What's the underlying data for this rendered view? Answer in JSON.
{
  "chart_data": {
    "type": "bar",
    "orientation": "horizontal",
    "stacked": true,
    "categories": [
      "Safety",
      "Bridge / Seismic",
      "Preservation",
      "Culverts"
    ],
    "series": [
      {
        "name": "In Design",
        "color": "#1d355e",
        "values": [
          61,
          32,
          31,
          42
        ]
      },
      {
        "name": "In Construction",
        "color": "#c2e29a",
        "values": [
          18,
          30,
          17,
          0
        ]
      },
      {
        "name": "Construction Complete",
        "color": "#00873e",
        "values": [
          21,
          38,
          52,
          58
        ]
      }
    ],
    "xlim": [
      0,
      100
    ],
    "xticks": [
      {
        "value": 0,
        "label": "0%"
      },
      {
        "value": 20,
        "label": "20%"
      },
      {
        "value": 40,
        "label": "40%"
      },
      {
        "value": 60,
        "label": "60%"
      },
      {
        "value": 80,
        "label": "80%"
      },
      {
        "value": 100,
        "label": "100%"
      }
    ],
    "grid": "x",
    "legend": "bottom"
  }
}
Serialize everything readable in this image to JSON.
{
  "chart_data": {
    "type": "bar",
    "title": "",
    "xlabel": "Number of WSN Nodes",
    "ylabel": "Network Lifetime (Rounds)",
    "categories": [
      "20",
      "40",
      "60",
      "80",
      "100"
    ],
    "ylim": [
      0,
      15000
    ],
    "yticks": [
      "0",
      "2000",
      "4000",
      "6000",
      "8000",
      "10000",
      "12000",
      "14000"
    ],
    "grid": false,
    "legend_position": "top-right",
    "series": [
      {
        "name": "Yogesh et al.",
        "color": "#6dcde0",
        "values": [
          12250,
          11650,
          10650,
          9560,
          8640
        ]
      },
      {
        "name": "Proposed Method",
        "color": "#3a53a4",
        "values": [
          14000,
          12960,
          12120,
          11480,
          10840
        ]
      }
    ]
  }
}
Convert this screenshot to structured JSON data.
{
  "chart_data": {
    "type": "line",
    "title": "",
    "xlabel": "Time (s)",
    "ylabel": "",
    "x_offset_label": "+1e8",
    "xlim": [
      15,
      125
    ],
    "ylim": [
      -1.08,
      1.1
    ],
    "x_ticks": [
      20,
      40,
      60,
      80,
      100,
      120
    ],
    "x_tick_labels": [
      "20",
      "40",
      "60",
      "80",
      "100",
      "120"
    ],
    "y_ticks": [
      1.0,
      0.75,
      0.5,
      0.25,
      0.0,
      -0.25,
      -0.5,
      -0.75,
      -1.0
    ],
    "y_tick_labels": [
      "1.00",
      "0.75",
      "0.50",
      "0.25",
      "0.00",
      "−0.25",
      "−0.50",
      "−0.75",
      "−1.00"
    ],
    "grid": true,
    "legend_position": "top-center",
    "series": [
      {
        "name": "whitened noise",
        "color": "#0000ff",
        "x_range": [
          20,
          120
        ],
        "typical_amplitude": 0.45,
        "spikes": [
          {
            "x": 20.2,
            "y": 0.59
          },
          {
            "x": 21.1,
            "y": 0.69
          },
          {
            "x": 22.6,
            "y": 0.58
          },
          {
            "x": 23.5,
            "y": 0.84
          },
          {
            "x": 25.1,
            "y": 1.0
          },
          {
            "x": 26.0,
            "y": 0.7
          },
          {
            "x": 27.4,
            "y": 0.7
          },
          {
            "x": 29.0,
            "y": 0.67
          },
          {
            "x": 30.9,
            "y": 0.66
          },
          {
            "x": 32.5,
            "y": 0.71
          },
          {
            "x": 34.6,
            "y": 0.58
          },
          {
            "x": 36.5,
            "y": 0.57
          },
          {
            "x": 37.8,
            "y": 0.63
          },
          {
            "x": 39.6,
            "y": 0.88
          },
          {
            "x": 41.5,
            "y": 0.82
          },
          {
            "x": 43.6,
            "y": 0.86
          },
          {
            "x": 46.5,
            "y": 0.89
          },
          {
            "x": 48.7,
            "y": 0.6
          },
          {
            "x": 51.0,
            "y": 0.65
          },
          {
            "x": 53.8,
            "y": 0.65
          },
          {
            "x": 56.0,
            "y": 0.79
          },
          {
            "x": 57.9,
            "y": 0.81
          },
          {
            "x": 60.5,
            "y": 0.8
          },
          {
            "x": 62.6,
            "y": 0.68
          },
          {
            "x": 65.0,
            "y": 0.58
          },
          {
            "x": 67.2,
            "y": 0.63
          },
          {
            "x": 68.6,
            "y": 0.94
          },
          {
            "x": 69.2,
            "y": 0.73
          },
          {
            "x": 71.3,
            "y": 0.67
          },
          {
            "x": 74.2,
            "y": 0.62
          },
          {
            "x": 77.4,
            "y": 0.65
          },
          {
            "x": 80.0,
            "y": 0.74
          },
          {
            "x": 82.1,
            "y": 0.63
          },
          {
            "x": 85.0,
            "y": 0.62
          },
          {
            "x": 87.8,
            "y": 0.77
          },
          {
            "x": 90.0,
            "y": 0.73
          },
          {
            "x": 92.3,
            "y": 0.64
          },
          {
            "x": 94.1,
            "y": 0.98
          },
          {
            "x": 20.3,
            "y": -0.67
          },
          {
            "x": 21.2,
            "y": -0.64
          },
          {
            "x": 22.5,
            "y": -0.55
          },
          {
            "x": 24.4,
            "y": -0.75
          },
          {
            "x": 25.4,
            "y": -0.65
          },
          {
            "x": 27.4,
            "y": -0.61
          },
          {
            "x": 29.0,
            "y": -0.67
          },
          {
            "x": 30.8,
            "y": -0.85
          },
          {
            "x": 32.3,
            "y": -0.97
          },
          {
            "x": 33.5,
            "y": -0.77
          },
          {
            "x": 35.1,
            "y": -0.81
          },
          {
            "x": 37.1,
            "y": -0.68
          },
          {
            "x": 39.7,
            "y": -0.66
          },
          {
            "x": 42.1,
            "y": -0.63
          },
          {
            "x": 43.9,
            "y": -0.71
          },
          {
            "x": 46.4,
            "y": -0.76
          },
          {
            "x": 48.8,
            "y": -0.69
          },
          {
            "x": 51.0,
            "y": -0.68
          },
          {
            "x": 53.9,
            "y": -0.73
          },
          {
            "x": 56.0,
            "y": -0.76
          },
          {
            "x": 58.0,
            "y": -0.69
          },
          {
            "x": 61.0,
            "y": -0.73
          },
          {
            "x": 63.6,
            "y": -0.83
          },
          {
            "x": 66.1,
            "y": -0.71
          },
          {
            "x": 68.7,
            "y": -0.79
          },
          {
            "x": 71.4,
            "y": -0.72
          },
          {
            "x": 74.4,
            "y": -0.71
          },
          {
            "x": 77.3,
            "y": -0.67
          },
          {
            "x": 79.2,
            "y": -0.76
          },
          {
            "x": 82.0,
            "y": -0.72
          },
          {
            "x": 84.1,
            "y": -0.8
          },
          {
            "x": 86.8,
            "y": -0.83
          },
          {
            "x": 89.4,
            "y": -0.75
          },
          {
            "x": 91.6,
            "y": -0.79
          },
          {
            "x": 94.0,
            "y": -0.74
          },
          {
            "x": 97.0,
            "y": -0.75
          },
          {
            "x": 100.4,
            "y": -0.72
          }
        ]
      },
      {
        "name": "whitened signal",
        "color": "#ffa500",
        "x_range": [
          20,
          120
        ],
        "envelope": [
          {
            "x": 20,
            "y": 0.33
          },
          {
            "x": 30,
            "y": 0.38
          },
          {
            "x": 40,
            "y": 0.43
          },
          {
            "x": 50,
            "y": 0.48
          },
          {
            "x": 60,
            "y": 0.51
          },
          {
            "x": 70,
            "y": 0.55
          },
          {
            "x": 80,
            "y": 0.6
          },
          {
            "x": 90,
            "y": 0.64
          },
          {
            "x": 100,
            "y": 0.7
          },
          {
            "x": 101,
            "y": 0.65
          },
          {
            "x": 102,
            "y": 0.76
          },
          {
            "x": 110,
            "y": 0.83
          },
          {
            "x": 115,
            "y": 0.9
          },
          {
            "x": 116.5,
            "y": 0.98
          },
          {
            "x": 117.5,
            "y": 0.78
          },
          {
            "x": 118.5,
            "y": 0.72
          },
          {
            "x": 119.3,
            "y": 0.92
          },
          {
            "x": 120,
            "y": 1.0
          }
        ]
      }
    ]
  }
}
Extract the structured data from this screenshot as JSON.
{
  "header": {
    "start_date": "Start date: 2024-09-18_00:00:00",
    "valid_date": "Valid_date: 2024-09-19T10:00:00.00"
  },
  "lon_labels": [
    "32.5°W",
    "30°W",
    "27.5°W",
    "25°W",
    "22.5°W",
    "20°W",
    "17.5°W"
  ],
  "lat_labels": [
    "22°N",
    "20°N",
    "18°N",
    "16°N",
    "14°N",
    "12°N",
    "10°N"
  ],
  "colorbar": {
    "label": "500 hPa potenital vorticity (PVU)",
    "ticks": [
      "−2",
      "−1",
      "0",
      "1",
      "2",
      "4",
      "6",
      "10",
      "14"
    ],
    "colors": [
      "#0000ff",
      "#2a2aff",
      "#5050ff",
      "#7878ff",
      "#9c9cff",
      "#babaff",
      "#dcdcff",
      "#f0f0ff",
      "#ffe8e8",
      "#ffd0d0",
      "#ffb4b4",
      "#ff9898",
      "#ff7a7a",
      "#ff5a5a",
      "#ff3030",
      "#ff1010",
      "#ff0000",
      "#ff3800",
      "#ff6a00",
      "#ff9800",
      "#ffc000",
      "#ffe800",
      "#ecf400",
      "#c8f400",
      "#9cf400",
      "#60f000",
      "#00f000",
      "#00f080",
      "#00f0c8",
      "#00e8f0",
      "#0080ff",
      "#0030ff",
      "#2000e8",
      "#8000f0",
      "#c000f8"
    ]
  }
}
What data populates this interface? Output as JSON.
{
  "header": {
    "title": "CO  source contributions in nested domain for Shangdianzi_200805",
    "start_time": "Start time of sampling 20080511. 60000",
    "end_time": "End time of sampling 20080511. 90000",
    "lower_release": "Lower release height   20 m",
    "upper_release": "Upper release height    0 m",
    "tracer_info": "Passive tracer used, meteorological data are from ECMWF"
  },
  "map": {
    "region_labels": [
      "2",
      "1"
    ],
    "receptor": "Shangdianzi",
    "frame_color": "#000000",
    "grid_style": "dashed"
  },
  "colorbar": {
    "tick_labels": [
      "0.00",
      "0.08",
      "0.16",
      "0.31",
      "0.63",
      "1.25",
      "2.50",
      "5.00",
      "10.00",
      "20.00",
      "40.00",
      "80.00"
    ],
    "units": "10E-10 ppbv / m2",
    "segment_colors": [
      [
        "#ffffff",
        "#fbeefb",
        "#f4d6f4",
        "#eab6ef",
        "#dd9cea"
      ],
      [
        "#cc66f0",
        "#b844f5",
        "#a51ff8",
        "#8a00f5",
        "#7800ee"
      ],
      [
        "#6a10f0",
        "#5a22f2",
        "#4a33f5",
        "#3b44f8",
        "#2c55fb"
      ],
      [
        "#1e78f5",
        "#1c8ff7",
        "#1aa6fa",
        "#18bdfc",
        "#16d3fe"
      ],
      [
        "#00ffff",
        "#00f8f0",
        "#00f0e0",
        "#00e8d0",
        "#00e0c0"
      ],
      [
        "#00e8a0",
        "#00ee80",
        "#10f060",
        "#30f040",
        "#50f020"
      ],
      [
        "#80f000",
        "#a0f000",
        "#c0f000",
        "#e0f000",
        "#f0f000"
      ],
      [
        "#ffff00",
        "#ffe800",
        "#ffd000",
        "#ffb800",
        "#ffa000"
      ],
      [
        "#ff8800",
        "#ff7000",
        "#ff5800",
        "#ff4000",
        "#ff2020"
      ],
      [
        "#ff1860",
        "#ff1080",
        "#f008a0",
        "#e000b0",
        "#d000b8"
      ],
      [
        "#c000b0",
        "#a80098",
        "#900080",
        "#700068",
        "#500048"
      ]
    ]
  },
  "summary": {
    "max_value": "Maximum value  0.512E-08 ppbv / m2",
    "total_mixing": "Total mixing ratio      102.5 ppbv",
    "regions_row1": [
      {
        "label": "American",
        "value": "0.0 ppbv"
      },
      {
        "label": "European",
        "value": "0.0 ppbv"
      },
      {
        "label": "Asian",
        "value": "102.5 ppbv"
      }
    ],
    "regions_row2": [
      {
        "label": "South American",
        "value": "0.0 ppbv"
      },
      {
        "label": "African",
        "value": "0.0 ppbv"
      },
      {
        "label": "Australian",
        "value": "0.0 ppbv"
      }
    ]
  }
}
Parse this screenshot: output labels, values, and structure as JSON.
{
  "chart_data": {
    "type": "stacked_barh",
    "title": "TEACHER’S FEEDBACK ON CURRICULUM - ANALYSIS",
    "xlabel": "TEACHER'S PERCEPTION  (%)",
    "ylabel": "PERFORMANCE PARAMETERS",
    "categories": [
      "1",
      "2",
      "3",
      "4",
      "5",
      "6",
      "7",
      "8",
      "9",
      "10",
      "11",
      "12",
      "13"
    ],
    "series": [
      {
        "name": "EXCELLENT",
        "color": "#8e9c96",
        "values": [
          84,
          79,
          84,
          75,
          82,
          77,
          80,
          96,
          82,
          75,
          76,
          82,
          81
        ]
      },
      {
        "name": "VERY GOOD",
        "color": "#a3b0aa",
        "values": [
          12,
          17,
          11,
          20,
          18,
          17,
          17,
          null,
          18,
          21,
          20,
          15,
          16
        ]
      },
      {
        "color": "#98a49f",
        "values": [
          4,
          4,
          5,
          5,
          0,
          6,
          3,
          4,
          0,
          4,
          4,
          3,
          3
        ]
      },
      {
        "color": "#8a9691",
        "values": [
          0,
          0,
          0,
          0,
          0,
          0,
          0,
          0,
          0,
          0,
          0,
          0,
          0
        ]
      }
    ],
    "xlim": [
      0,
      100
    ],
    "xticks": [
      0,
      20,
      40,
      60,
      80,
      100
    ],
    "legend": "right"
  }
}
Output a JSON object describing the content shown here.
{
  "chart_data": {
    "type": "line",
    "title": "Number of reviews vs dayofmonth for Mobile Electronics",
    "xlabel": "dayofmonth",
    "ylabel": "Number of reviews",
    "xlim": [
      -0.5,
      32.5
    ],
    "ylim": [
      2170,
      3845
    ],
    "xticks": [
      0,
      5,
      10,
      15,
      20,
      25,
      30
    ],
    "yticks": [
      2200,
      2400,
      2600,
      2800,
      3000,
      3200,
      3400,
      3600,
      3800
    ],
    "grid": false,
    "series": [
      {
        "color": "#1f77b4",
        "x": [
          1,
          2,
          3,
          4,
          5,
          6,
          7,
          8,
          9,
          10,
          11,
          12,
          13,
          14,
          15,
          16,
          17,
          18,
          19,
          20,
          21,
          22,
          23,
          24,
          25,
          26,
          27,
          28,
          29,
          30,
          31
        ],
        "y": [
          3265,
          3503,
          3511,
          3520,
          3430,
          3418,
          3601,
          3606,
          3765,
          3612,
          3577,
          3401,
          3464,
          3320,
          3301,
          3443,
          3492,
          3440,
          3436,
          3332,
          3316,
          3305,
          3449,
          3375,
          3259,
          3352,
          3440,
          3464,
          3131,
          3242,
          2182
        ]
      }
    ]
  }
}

----------

> Work to complete
Search the data for "Start" and list every line in which it occurs.

> Task result
    "start_date": "Start date: 2024-09-18_00:00:00",
    "start_time": "Start time of sampling 20080511. 60000",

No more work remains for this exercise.